(Extracted data entries)

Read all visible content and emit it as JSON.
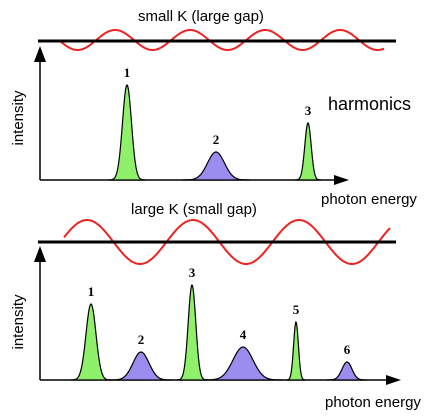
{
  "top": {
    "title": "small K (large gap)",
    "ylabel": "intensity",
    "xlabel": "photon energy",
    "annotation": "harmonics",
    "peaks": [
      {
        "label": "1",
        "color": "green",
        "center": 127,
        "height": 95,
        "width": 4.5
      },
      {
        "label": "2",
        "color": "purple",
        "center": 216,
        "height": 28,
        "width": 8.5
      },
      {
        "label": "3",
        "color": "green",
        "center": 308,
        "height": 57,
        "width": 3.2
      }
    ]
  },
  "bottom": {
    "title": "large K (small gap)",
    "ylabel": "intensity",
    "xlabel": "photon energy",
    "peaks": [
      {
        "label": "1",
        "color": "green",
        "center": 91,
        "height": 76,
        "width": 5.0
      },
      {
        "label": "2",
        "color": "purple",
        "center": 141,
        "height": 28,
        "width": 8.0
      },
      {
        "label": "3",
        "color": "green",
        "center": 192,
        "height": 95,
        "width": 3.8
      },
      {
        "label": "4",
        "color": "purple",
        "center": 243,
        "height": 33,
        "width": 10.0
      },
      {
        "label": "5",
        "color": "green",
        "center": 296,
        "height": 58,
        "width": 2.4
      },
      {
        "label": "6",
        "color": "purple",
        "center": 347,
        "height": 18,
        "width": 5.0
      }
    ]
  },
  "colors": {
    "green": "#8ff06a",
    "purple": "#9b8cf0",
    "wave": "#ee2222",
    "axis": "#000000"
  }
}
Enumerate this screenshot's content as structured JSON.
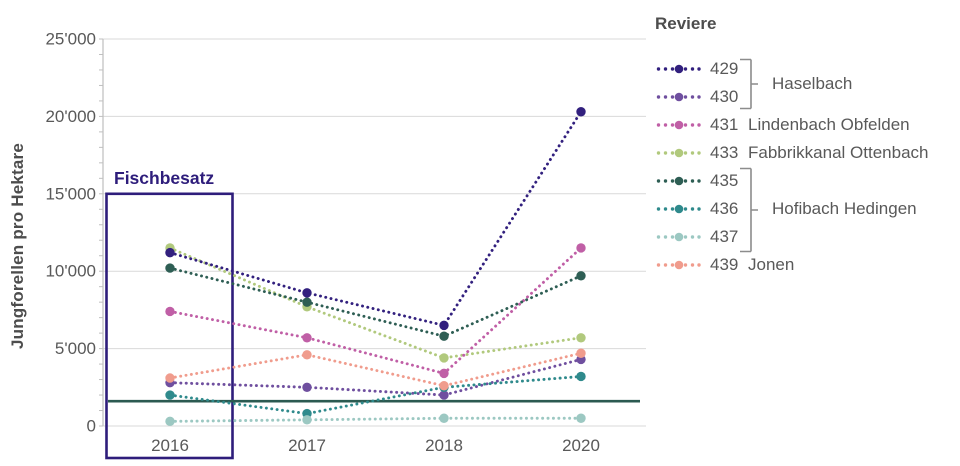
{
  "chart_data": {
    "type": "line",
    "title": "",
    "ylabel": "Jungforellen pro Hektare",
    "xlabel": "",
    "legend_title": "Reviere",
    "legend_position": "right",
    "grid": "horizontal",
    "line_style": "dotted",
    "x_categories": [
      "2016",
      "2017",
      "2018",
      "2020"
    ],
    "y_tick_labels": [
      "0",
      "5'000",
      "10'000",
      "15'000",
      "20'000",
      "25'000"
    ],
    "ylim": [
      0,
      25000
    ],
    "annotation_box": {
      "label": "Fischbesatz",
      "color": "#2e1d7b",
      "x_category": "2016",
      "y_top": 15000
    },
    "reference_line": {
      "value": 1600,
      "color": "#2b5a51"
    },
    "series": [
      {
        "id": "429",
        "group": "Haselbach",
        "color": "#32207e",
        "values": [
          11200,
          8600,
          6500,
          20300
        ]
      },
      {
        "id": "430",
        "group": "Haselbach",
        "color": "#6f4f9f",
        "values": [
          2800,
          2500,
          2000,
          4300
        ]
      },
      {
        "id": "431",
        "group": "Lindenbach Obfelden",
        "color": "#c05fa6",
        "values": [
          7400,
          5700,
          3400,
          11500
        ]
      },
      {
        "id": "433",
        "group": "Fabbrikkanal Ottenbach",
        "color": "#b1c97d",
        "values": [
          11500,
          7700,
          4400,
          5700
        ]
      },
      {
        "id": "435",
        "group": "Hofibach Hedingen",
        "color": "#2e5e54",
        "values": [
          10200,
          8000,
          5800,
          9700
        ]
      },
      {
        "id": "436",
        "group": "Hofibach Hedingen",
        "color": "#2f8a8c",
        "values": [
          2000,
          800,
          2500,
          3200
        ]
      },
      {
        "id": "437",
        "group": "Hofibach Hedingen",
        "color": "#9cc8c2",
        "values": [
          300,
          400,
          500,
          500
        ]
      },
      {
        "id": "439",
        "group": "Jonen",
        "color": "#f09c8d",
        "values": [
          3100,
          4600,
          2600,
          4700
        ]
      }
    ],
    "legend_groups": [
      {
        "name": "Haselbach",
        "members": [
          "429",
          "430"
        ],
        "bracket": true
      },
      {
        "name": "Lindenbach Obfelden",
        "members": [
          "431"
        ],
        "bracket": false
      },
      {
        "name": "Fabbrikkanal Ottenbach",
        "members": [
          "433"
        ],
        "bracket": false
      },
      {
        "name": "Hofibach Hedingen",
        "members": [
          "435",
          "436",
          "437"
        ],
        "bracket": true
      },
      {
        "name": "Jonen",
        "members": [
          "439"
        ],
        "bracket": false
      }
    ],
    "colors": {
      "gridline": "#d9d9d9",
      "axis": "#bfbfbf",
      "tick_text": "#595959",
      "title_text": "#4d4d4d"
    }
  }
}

PROBLEM DESCRIPTION:
Go through the entries above and print each one exactly, minus the pictures.

EXPECTED ANSWER:
Read all visible content and emit it as JSON.
{
  "top": {
    "title": "small K (large gap)",
    "ylabel": "intensity",
    "xlabel": "photon energy",
    "annotation": "harmonics",
    "peaks": [
      {
        "label": "1",
        "color": "green",
        "center": 127,
        "height": 95,
        "width": 4.5
      },
      {
        "label": "2",
        "color": "purple",
        "center": 216,
        "height": 28,
        "width": 8.5
      },
      {
        "label": "3",
        "color": "green",
        "center": 308,
        "height": 57,
        "width": 3.2
      }
    ]
  },
  "bottom": {
    "title": "large K (small gap)",
    "ylabel": "intensity",
    "xlabel": "photon energy",
    "peaks": [
      {
        "label": "1",
        "color": "green",
        "center": 91,
        "height": 76,
        "width": 5.0
      },
      {
        "label": "2",
        "color": "purple",
        "center": 141,
        "height": 28,
        "width": 8.0
      },
      {
        "label": "3",
        "color": "green",
        "center": 192,
        "height": 95,
        "width": 3.8
      },
      {
        "label": "4",
        "color": "purple",
        "center": 243,
        "height": 33,
        "width": 10.0
      },
      {
        "label": "5",
        "color": "green",
        "center": 296,
        "height": 58,
        "width": 2.4
      },
      {
        "label": "6",
        "color": "purple",
        "center": 347,
        "height": 18,
        "width": 5.0
      }
    ]
  },
  "colors": {
    "green": "#8ff06a",
    "purple": "#9b8cf0",
    "wave": "#ee2222",
    "axis": "#000000"
  }
}
Enumerate this screenshot's content as structured JSON.
{
  "chart_data": {
    "type": "line",
    "title": "",
    "ylabel": "Jungforellen pro Hektare",
    "xlabel": "",
    "legend_title": "Reviere",
    "legend_position": "right",
    "grid": "horizontal",
    "line_style": "dotted",
    "x_categories": [
      "2016",
      "2017",
      "2018",
      "2020"
    ],
    "y_tick_labels": [
      "0",
      "5'000",
      "10'000",
      "15'000",
      "20'000",
      "25'000"
    ],
    "ylim": [
      0,
      25000
    ],
    "annotation_box": {
      "label": "Fischbesatz",
      "color": "#2e1d7b",
      "x_category": "2016",
      "y_top": 15000
    },
    "reference_line": {
      "value": 1600,
      "color": "#2b5a51"
    },
    "series": [
      {
        "id": "429",
        "group": "Haselbach",
        "color": "#32207e",
        "values": [
          11200,
          8600,
          6500,
          20300
        ]
      },
      {
        "id": "430",
        "group": "Haselbach",
        "color": "#6f4f9f",
        "values": [
          2800,
          2500,
          2000,
          4300
        ]
      },
      {
        "id": "431",
        "group": "Lindenbach Obfelden",
        "color": "#c05fa6",
        "values": [
          7400,
          5700,
          3400,
          11500
        ]
      },
      {
        "id": "433",
        "group": "Fabbrikkanal Ottenbach",
        "color": "#b1c97d",
        "values": [
          11500,
          7700,
          4400,
          5700
        ]
      },
      {
        "id": "435",
        "group": "Hofibach Hedingen",
        "color": "#2e5e54",
        "values": [
          10200,
          8000,
          5800,
          9700
        ]
      },
      {
        "id": "436",
        "group": "Hofibach Hedingen",
        "color": "#2f8a8c",
        "values": [
          2000,
          800,
          2500,
          3200
        ]
      },
      {
        "id": "437",
        "group": "Hofibach Hedingen",
        "color": "#9cc8c2",
        "values": [
          300,
          400,
          500,
          500
        ]
      },
      {
        "id": "439",
        "group": "Jonen",
        "color": "#f09c8d",
        "values": [
          3100,
          4600,
          2600,
          4700
        ]
      }
    ],
    "legend_groups": [
      {
        "name": "Haselbach",
        "members": [
          "429",
          "430"
        ],
        "bracket": true
      },
      {
        "name": "Lindenbach Obfelden",
        "members": [
          "431"
        ],
        "bracket": false
      },
      {
        "name": "Fabbrikkanal Ottenbach",
        "members": [
          "433"
        ],
        "bracket": false
      },
      {
        "name": "Hofibach Hedingen",
        "members": [
          "435",
          "436",
          "437"
        ],
        "bracket": true
      },
      {
        "name": "Jonen",
        "members": [
          "439"
        ],
        "bracket": false
      }
    ],
    "colors": {
      "gridline": "#d9d9d9",
      "axis": "#bfbfbf",
      "tick_text": "#595959",
      "title_text": "#4d4d4d"
    }
  }
}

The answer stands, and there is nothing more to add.